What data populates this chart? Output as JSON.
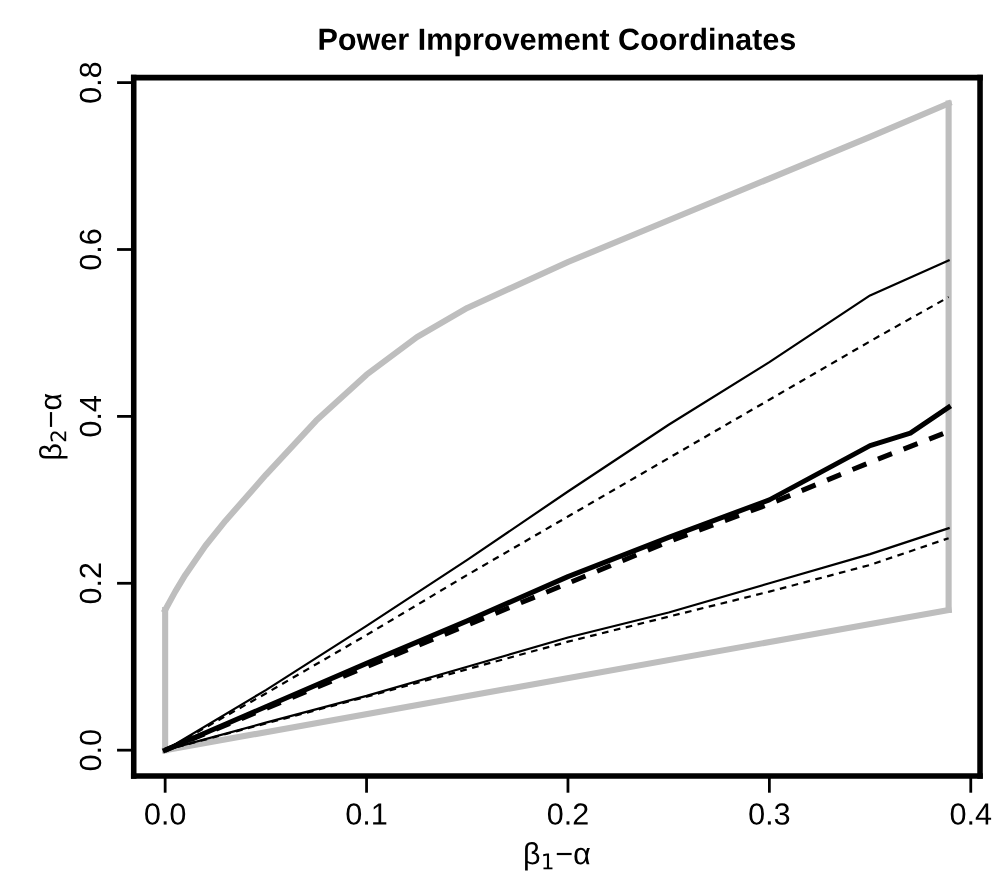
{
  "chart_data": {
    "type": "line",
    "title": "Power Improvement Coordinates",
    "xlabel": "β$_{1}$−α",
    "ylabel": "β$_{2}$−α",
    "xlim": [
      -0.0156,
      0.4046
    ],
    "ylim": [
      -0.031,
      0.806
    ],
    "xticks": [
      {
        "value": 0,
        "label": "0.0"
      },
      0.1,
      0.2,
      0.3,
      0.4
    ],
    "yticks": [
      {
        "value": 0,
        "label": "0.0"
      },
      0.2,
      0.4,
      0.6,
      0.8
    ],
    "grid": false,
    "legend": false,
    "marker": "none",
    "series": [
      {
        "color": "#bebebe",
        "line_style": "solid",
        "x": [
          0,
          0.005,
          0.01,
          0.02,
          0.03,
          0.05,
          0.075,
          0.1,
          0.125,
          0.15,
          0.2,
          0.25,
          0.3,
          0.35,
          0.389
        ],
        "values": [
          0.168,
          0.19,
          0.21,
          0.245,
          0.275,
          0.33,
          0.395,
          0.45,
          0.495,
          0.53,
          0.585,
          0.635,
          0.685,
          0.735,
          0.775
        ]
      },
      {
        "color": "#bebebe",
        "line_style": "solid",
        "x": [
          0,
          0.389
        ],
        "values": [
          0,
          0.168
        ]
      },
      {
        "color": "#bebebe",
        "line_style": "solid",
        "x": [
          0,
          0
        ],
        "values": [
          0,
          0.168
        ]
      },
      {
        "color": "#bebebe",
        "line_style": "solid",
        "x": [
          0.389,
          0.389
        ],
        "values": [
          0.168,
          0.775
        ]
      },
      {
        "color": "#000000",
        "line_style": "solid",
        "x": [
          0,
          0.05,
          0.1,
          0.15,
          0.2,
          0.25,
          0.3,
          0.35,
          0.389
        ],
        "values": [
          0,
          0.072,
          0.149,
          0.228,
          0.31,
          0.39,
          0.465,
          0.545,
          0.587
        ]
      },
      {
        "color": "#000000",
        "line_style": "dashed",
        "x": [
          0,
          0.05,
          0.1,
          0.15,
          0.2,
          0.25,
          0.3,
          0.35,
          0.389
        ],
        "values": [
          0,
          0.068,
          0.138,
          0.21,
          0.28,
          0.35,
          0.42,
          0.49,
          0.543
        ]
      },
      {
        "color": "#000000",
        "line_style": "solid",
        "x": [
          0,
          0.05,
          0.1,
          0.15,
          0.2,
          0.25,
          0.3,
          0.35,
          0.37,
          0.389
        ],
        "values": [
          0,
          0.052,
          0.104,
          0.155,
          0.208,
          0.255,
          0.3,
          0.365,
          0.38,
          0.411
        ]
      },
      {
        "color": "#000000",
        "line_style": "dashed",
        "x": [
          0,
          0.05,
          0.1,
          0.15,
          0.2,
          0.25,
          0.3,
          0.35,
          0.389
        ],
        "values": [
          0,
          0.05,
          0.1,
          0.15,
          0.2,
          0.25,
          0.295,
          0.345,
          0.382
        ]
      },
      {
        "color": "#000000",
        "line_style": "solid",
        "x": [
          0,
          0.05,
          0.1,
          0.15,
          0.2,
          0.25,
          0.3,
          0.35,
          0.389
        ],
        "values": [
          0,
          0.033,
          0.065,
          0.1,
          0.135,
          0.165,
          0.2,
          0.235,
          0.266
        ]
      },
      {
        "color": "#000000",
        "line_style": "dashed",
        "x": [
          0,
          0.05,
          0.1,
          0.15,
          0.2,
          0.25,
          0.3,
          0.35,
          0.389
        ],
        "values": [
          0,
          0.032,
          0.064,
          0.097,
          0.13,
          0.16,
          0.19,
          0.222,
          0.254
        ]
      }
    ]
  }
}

## [YOUR OBJECTIVE]
Transcribe the whole listing exactly. Pictures are excluded.

## [THE RESULT]
What data populates this chart? Output as JSON.
{
  "chart_data": {
    "type": "line",
    "title": "Power Improvement Coordinates",
    "xlabel": "β$_{1}$−α",
    "ylabel": "β$_{2}$−α",
    "xlim": [
      -0.0156,
      0.4046
    ],
    "ylim": [
      -0.031,
      0.806
    ],
    "xticks": [
      {
        "value": 0,
        "label": "0.0"
      },
      0.1,
      0.2,
      0.3,
      0.4
    ],
    "yticks": [
      {
        "value": 0,
        "label": "0.0"
      },
      0.2,
      0.4,
      0.6,
      0.8
    ],
    "grid": false,
    "legend": false,
    "marker": "none",
    "series": [
      {
        "color": "#bebebe",
        "line_style": "solid",
        "x": [
          0,
          0.005,
          0.01,
          0.02,
          0.03,
          0.05,
          0.075,
          0.1,
          0.125,
          0.15,
          0.2,
          0.25,
          0.3,
          0.35,
          0.389
        ],
        "values": [
          0.168,
          0.19,
          0.21,
          0.245,
          0.275,
          0.33,
          0.395,
          0.45,
          0.495,
          0.53,
          0.585,
          0.635,
          0.685,
          0.735,
          0.775
        ]
      },
      {
        "color": "#bebebe",
        "line_style": "solid",
        "x": [
          0,
          0.389
        ],
        "values": [
          0,
          0.168
        ]
      },
      {
        "color": "#bebebe",
        "line_style": "solid",
        "x": [
          0,
          0
        ],
        "values": [
          0,
          0.168
        ]
      },
      {
        "color": "#bebebe",
        "line_style": "solid",
        "x": [
          0.389,
          0.389
        ],
        "values": [
          0.168,
          0.775
        ]
      },
      {
        "color": "#000000",
        "line_style": "solid",
        "x": [
          0,
          0.05,
          0.1,
          0.15,
          0.2,
          0.25,
          0.3,
          0.35,
          0.389
        ],
        "values": [
          0,
          0.072,
          0.149,
          0.228,
          0.31,
          0.39,
          0.465,
          0.545,
          0.587
        ]
      },
      {
        "color": "#000000",
        "line_style": "dashed",
        "x": [
          0,
          0.05,
          0.1,
          0.15,
          0.2,
          0.25,
          0.3,
          0.35,
          0.389
        ],
        "values": [
          0,
          0.068,
          0.138,
          0.21,
          0.28,
          0.35,
          0.42,
          0.49,
          0.543
        ]
      },
      {
        "color": "#000000",
        "line_style": "solid",
        "x": [
          0,
          0.05,
          0.1,
          0.15,
          0.2,
          0.25,
          0.3,
          0.35,
          0.37,
          0.389
        ],
        "values": [
          0,
          0.052,
          0.104,
          0.155,
          0.208,
          0.255,
          0.3,
          0.365,
          0.38,
          0.411
        ]
      },
      {
        "color": "#000000",
        "line_style": "dashed",
        "x": [
          0,
          0.05,
          0.1,
          0.15,
          0.2,
          0.25,
          0.3,
          0.35,
          0.389
        ],
        "values": [
          0,
          0.05,
          0.1,
          0.15,
          0.2,
          0.25,
          0.295,
          0.345,
          0.382
        ]
      },
      {
        "color": "#000000",
        "line_style": "solid",
        "x": [
          0,
          0.05,
          0.1,
          0.15,
          0.2,
          0.25,
          0.3,
          0.35,
          0.389
        ],
        "values": [
          0,
          0.033,
          0.065,
          0.1,
          0.135,
          0.165,
          0.2,
          0.235,
          0.266
        ]
      },
      {
        "color": "#000000",
        "line_style": "dashed",
        "x": [
          0,
          0.05,
          0.1,
          0.15,
          0.2,
          0.25,
          0.3,
          0.35,
          0.389
        ],
        "values": [
          0,
          0.032,
          0.064,
          0.097,
          0.13,
          0.16,
          0.19,
          0.222,
          0.254
        ]
      }
    ]
  }
}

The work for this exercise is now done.